[Dataset records on visual material]

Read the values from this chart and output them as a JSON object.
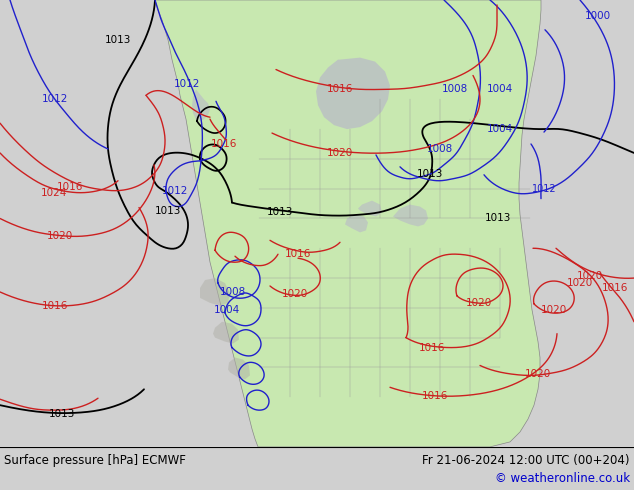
{
  "title_left": "Surface pressure [hPa] ECMWF",
  "title_right": "Fr 21-06-2024 12:00 UTC (00+204)",
  "copyright": "© weatheronline.co.uk",
  "bg_color": "#d0d0d0",
  "land_color": "#c8e8b0",
  "water_color": "#d0d0d0",
  "figsize": [
    6.34,
    4.9
  ],
  "dpi": 100,
  "bottom_bg": "#ffffff",
  "text_color": "#000000",
  "link_color": "#0000cc"
}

◆ DIRECTIONS FOR THIS TASK: Repeat all of the entries word for word, but omit the pictures.

◆ RESPONSE FOR THIS EXERCISE:
Read the values from this chart and output them as a JSON object.
{
  "title_left": "Surface pressure [hPa] ECMWF",
  "title_right": "Fr 21-06-2024 12:00 UTC (00+204)",
  "copyright": "© weatheronline.co.uk",
  "bg_color": "#d0d0d0",
  "land_color": "#c8e8b0",
  "water_color": "#d0d0d0",
  "figsize": [
    6.34,
    4.9
  ],
  "dpi": 100,
  "bottom_bg": "#ffffff",
  "text_color": "#000000",
  "link_color": "#0000cc"
}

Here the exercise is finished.